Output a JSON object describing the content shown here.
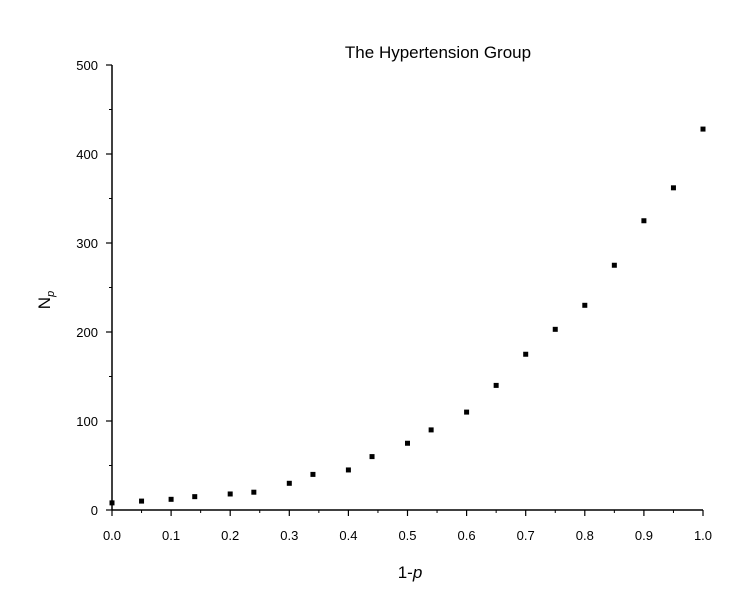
{
  "chart_data": {
    "type": "scatter",
    "title": "The Hypertension Group",
    "xlabel": {
      "main": "1-",
      "italic": "p"
    },
    "ylabel": {
      "main": "N",
      "subscript": "p"
    },
    "xlim": [
      0,
      1
    ],
    "ylim": [
      0,
      500
    ],
    "x_ticks": [
      "0.0",
      "0.1",
      "0.2",
      "0.3",
      "0.4",
      "0.5",
      "0.6",
      "0.7",
      "0.8",
      "0.9",
      "1.0"
    ],
    "y_ticks": [
      "0",
      "100",
      "200",
      "300",
      "400",
      "500"
    ],
    "grid": false,
    "legend": "none",
    "marker_color": "#000000",
    "x": [
      0.0,
      0.05,
      0.1,
      0.14,
      0.2,
      0.24,
      0.3,
      0.34,
      0.4,
      0.44,
      0.5,
      0.54,
      0.6,
      0.65,
      0.7,
      0.75,
      0.8,
      0.85,
      0.9,
      0.95,
      1.0
    ],
    "y": [
      8,
      10,
      12,
      15,
      18,
      20,
      30,
      40,
      45,
      60,
      75,
      90,
      110,
      140,
      175,
      203,
      230,
      275,
      325,
      362,
      428
    ]
  }
}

* [AIM OF THE TASK]: Each line above is to be copied verbatim. Drop any image from the copy.

* [TASK ANSWER]:
Output a JSON object describing the content shown here.
{
  "chart_data": {
    "type": "scatter",
    "title": "The Hypertension Group",
    "xlabel": {
      "main": "1-",
      "italic": "p"
    },
    "ylabel": {
      "main": "N",
      "subscript": "p"
    },
    "xlim": [
      0,
      1
    ],
    "ylim": [
      0,
      500
    ],
    "x_ticks": [
      "0.0",
      "0.1",
      "0.2",
      "0.3",
      "0.4",
      "0.5",
      "0.6",
      "0.7",
      "0.8",
      "0.9",
      "1.0"
    ],
    "y_ticks": [
      "0",
      "100",
      "200",
      "300",
      "400",
      "500"
    ],
    "grid": false,
    "legend": "none",
    "marker_color": "#000000",
    "x": [
      0.0,
      0.05,
      0.1,
      0.14,
      0.2,
      0.24,
      0.3,
      0.34,
      0.4,
      0.44,
      0.5,
      0.54,
      0.6,
      0.65,
      0.7,
      0.75,
      0.8,
      0.85,
      0.9,
      0.95,
      1.0
    ],
    "y": [
      8,
      10,
      12,
      15,
      18,
      20,
      30,
      40,
      45,
      60,
      75,
      90,
      110,
      140,
      175,
      203,
      230,
      275,
      325,
      362,
      428
    ]
  }
}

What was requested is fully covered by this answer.